* [Fragment tekstu]:
☆ ☆ ☆ ☆ ☆

BYSTRZYCA / W niedzielę 7 lipca teren bystrzyckich szkół zamienił się w kulinarną oazę podczas piątej edycji Restaurant Day, wyjątkowego festiwalu jedzenia i picia. To wydarzenie, pełne smakowitych doznań i radosnej atmosfery, przyciągnęło tłumy smakoszy i miłośników dobrej zabawy.

Stoiska prowadzone przez rodziny i grupy przyjaciół oferowały szeroki wachlarz dań i napojów, od tradycyjnych lokalnych specjałów po egzotyczne przysmaki z różnych zakątków świata. Każde stoisko tętniło życiem, a goście mogli cieszyć się pysznymi potrawami, wspaniałą atmosferą i niezapomnianą, rodzinną zabawą.

Czego można było posmakować?

W tegorocznej edycji festiwalu kulinarnego w Bystrzycy można było skosztować rozmaitych potraw z różnych zakątków świata. Na stoisku „Tři Šmakutýři” serwowano domowe hamburgery, a w „Čmeláci” można było spróbować pastrami i steku tandoori. „Fajne Žraso” oferowało polsko-czeskie przysmaki, natomiast „Po Naszymu” zachwycało smakoszy zupą ogórkową i bigosem. Miłośnicy australijskich specjałów mogli się delektować kołaczami w „Aussie Pies”.

☆ ☆ ☆ ☆ ☆

* [Dostarczone informacje]:
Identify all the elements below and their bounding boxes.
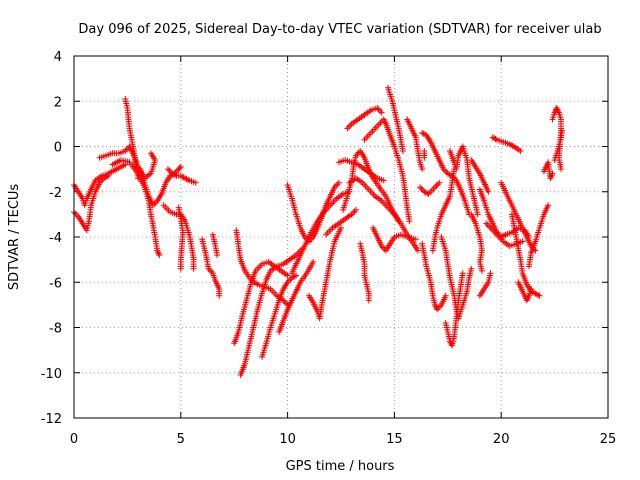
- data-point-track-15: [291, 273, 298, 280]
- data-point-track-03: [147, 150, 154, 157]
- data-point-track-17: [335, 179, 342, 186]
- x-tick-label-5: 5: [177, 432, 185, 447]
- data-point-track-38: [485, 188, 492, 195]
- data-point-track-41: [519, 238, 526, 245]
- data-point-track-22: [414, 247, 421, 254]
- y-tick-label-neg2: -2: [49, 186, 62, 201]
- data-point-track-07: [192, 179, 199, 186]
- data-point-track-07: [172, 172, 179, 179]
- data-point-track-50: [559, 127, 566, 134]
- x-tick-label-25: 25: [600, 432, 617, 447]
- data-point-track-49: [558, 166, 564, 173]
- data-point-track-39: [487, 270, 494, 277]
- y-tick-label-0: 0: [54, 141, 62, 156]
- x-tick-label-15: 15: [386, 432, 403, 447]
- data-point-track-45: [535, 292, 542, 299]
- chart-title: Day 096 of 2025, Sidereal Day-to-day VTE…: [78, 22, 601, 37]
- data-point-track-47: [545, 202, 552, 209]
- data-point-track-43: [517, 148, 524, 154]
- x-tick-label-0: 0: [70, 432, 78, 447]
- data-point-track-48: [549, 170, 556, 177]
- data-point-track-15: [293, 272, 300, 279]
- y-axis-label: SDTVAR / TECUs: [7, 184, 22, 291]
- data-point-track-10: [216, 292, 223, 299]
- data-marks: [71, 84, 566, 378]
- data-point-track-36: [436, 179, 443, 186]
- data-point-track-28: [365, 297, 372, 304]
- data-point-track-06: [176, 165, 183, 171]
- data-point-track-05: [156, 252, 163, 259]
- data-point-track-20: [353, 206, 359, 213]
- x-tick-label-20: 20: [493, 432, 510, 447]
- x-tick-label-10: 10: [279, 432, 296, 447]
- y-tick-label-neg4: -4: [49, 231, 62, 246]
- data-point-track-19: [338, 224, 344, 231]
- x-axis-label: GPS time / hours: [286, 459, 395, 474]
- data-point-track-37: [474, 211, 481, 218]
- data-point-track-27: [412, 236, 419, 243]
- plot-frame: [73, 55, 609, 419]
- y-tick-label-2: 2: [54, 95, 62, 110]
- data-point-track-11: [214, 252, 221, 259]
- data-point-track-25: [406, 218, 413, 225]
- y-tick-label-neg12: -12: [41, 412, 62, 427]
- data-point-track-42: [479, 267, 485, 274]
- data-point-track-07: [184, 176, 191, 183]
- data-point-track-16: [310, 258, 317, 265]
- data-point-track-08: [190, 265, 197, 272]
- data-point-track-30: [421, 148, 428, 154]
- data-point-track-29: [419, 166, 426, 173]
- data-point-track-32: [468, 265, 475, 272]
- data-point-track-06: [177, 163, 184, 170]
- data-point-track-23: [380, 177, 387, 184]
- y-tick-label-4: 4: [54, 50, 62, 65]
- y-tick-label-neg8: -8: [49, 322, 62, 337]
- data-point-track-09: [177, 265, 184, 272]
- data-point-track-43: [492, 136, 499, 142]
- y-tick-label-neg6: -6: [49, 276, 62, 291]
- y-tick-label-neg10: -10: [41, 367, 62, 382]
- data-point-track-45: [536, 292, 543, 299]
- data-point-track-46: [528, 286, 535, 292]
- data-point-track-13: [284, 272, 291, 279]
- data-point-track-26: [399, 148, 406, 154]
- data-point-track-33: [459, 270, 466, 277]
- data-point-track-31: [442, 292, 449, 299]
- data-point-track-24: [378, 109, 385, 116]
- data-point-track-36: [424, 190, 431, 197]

☆ ☆ ☆ ☆ ☆

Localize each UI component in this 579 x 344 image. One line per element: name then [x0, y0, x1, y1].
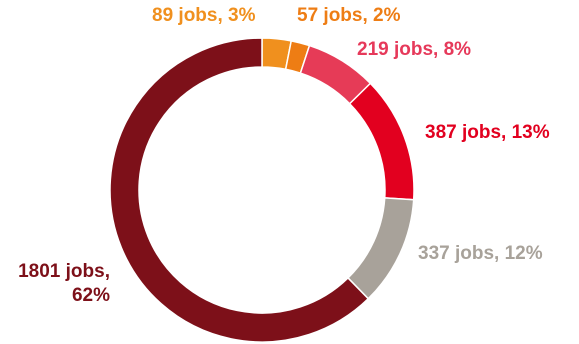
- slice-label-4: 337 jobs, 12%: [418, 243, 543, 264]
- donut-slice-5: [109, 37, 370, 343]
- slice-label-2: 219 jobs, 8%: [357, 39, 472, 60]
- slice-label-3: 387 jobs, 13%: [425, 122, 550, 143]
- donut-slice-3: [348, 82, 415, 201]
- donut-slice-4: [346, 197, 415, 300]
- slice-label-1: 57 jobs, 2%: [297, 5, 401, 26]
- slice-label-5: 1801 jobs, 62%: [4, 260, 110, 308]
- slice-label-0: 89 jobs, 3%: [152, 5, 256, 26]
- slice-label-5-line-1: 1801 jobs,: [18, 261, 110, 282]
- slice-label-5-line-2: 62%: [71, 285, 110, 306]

☆ ☆ ☆ ☆ ☆

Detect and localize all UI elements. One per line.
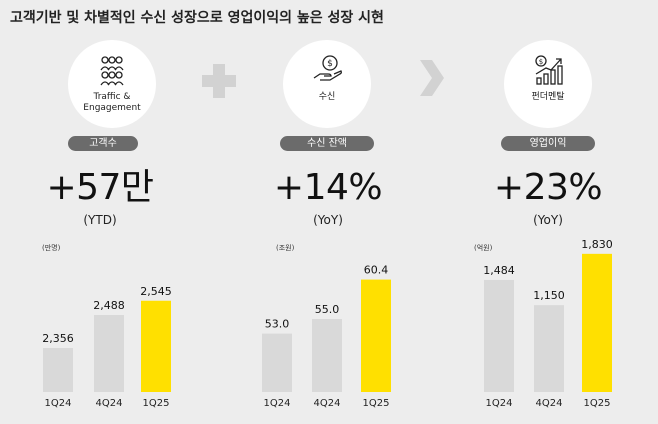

☆ ☆ ☆ ☆ ☆

* [Co należy zrobić]:
Zdanie z fragmentu tekstu „Stoiska prowadzone przez rodziny i grupy przyjaciół oferowały szeroki wachlarz dań i napojów, od tradycyjnych lokalnych specjałów po egzotyczne przysmaki z różnych zakątków świata” przełóż na język angielski. Wykaz nie ma żadnego związku z fragmentem tekstu.

* [Wynik zadania]:
Stalls run by families and groups of friends offered a wide range of dishes and drinks, from traditional local specialties to exotic delicacies from various corners of the world.